→ **EXERCISE DESCRIPTION**: The reply must repeat the listing below exactly and carry none of its pictures.

→ **EXTRACTED MATERIAL**:
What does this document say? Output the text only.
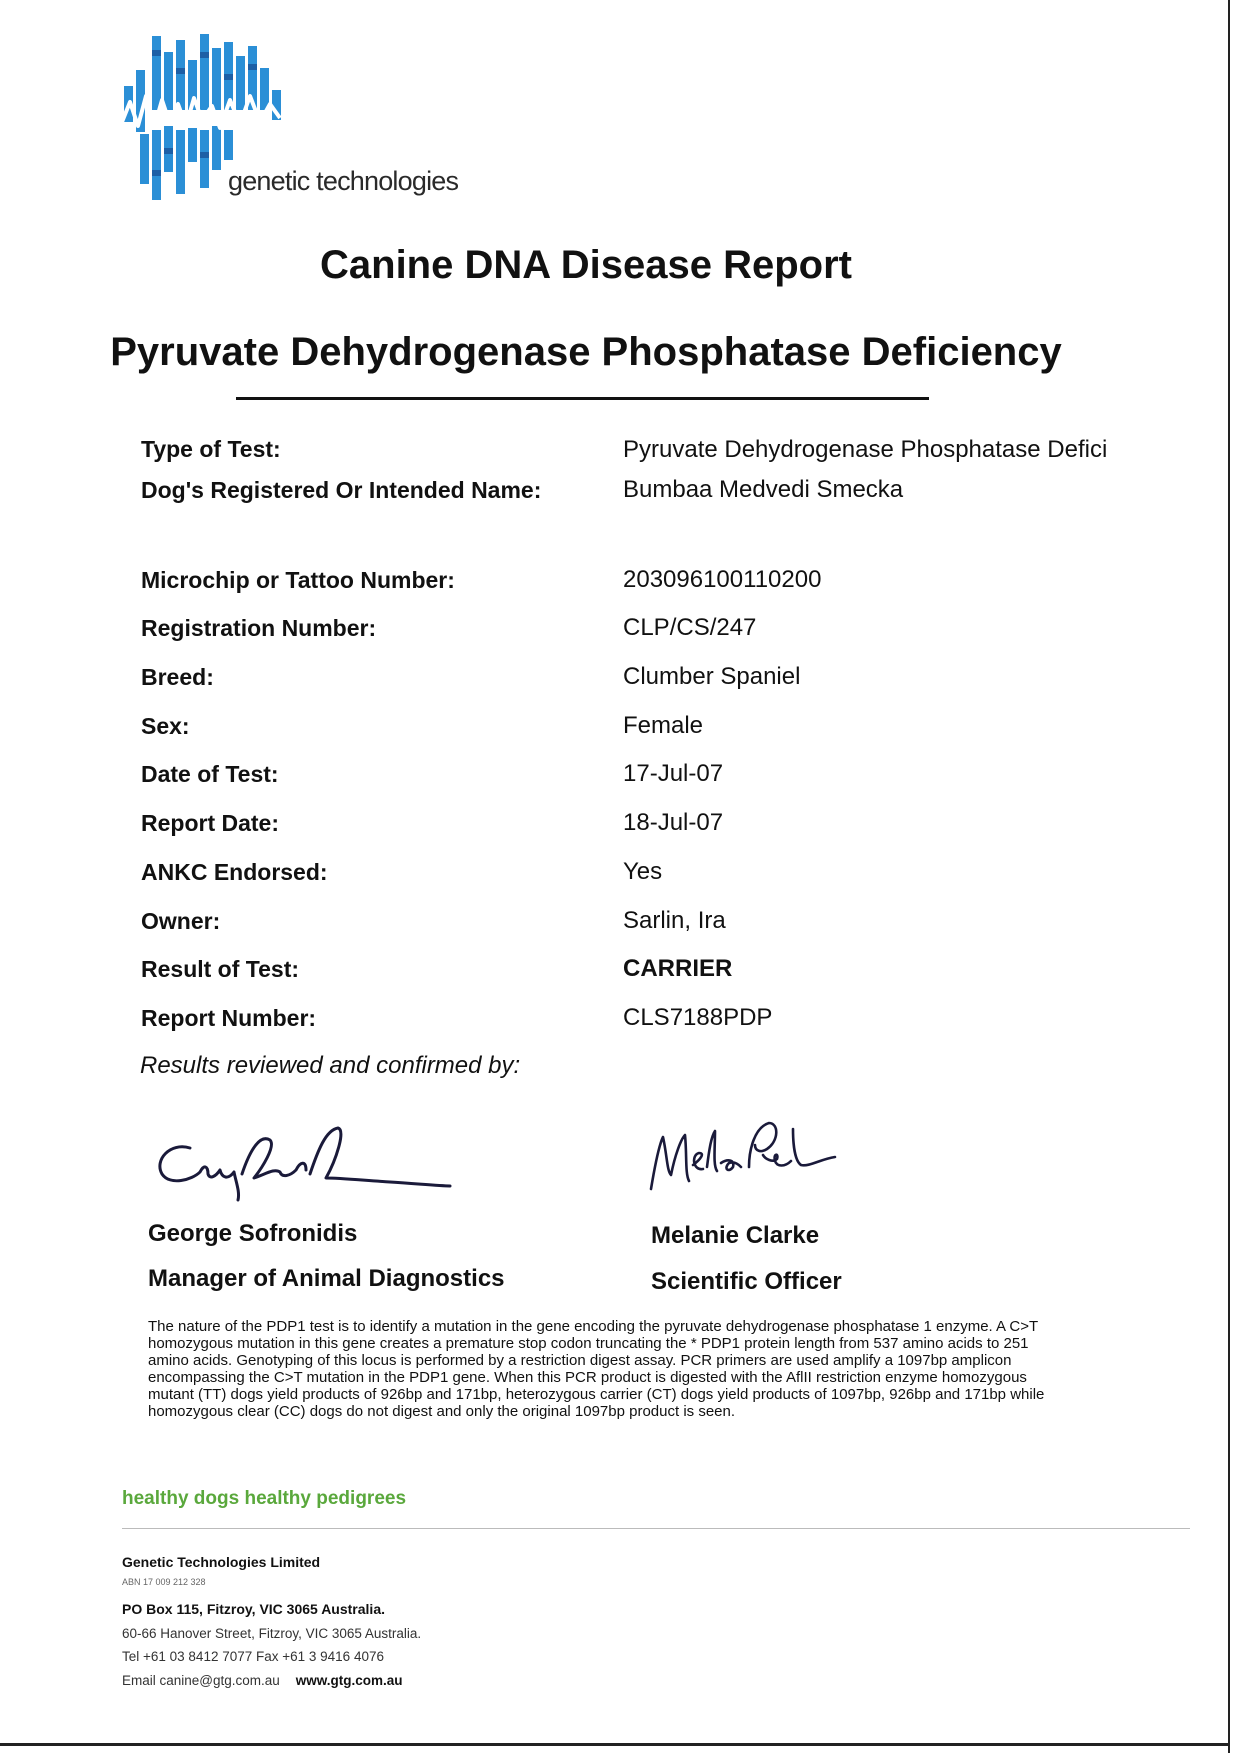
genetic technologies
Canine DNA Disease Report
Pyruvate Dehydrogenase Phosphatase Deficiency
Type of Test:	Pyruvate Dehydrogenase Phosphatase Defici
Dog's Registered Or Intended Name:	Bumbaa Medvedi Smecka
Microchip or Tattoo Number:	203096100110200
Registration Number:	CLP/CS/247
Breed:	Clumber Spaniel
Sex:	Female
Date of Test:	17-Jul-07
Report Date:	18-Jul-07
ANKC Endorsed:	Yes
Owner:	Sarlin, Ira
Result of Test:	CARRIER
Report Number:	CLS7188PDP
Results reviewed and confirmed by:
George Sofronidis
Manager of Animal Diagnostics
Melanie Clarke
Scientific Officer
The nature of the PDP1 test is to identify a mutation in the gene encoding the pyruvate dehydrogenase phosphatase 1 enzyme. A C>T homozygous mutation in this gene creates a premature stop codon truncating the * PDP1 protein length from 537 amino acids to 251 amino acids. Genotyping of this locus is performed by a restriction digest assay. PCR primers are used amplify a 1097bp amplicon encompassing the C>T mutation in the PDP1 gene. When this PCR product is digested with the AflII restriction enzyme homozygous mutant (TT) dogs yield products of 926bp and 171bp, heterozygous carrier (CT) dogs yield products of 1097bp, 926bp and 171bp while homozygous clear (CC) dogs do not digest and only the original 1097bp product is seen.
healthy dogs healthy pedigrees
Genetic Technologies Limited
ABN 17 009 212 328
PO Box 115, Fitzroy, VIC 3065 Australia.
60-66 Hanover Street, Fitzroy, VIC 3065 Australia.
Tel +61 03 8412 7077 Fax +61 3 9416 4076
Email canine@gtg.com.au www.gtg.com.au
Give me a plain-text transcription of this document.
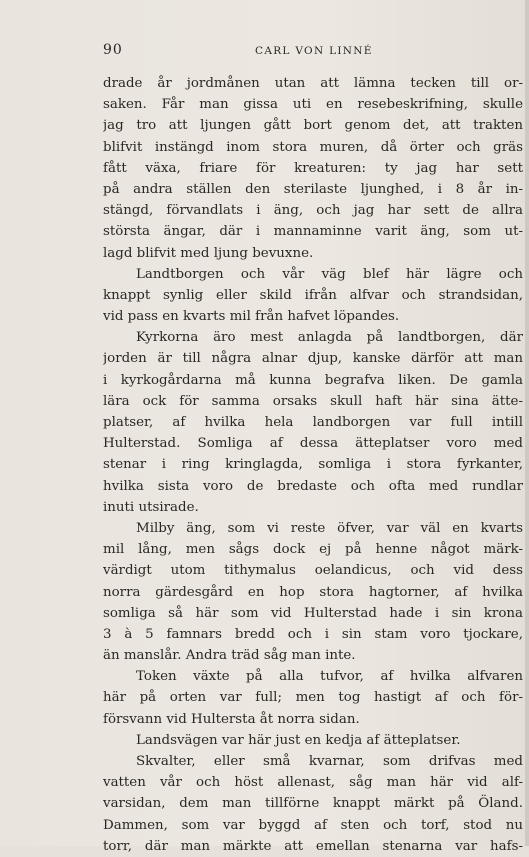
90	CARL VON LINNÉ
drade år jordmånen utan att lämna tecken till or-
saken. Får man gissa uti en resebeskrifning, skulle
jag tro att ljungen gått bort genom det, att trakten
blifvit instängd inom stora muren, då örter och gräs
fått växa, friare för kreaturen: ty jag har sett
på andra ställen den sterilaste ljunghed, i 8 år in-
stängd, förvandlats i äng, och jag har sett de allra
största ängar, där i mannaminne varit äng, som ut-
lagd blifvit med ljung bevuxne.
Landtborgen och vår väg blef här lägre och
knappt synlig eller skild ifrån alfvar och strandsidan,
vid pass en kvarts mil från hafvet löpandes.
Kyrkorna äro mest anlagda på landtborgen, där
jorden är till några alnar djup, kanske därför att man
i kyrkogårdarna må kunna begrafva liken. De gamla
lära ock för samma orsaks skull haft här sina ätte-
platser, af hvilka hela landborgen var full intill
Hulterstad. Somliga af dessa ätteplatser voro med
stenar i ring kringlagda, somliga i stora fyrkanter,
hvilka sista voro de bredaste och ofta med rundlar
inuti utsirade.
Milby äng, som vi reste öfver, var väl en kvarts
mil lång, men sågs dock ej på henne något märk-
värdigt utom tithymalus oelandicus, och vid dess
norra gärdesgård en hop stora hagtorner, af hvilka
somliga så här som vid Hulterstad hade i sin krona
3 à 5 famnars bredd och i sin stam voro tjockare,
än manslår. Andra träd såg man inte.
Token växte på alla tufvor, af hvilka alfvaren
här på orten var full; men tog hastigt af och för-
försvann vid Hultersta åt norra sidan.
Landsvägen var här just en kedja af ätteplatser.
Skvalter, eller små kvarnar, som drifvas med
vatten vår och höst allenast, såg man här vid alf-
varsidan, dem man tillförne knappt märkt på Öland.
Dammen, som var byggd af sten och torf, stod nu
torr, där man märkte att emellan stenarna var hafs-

→ **RESULT OF THIS EXERCISE**:
What does this document say? Output the text only.
genetic technologies
Canine DNA Disease Report
Pyruvate Dehydrogenase Phosphatase Deficiency
Type of Test:	Pyruvate Dehydrogenase Phosphatase Defici
Dog's Registered Or Intended Name:	Bumbaa Medvedi Smecka
Microchip or Tattoo Number:	203096100110200
Registration Number:	CLP/CS/247
Breed:	Clumber Spaniel
Sex:	Female
Date of Test:	17-Jul-07
Report Date:	18-Jul-07
ANKC Endorsed:	Yes
Owner:	Sarlin, Ira
Result of Test:	CARRIER
Report Number:	CLS7188PDP
Results reviewed and confirmed by:
George Sofronidis
Manager of Animal Diagnostics
Melanie Clarke
Scientific Officer
The nature of the PDP1 test is to identify a mutation in the gene encoding the pyruvate dehydrogenase phosphatase 1 enzyme. A C>T homozygous mutation in this gene creates a premature stop codon truncating the * PDP1 protein length from 537 amino acids to 251 amino acids. Genotyping of this locus is performed by a restriction digest assay. PCR primers are used amplify a 1097bp amplicon encompassing the C>T mutation in the PDP1 gene. When this PCR product is digested with the AflII restriction enzyme homozygous mutant (TT) dogs yield products of 926bp and 171bp, heterozygous carrier (CT) dogs yield products of 1097bp, 926bp and 171bp while homozygous clear (CC) dogs do not digest and only the original 1097bp product is seen.
healthy dogs healthy pedigrees
Genetic Technologies Limited
ABN 17 009 212 328
PO Box 115, Fitzroy, VIC 3065 Australia.
60-66 Hanover Street, Fitzroy, VIC 3065 Australia.
Tel +61 03 8412 7077 Fax +61 3 9416 4076
Email canine@gtg.com.au www.gtg.com.au
Give me a plain-text transcription of this document.
90	CARL VON LINNÉ
drade år jordmånen utan att lämna tecken till or-
saken. Får man gissa uti en resebeskrifning, skulle
jag tro att ljungen gått bort genom det, att trakten
blifvit instängd inom stora muren, då örter och gräs
fått växa, friare för kreaturen: ty jag har sett
på andra ställen den sterilaste ljunghed, i 8 år in-
stängd, förvandlats i äng, och jag har sett de allra
största ängar, där i mannaminne varit äng, som ut-
lagd blifvit med ljung bevuxne.
Landtborgen och vår väg blef här lägre och
knappt synlig eller skild ifrån alfvar och strandsidan,
vid pass en kvarts mil från hafvet löpandes.
Kyrkorna äro mest anlagda på landtborgen, där
jorden är till några alnar djup, kanske därför att man
i kyrkogårdarna må kunna begrafva liken. De gamla
lära ock för samma orsaks skull haft här sina ätte-
platser, af hvilka hela landborgen var full intill
Hulterstad. Somliga af dessa ätteplatser voro med
stenar i ring kringlagda, somliga i stora fyrkanter,
hvilka sista voro de bredaste och ofta med rundlar
inuti utsirade.
Milby äng, som vi reste öfver, var väl en kvarts
mil lång, men sågs dock ej på henne något märk-
värdigt utom tithymalus oelandicus, och vid dess
norra gärdesgård en hop stora hagtorner, af hvilka
somliga så här som vid Hulterstad hade i sin krona
3 à 5 famnars bredd och i sin stam voro tjockare,
än manslår. Andra träd såg man inte.
Token växte på alla tufvor, af hvilka alfvaren
här på orten var full; men tog hastigt af och för-
försvann vid Hultersta åt norra sidan.
Landsvägen var här just en kedja af ätteplatser.
Skvalter, eller små kvarnar, som drifvas med
vatten vår och höst allenast, såg man här vid alf-
varsidan, dem man tillförne knappt märkt på Öland.
Dammen, som var byggd af sten och torf, stod nu
torr, där man märkte att emellan stenarna var hafs-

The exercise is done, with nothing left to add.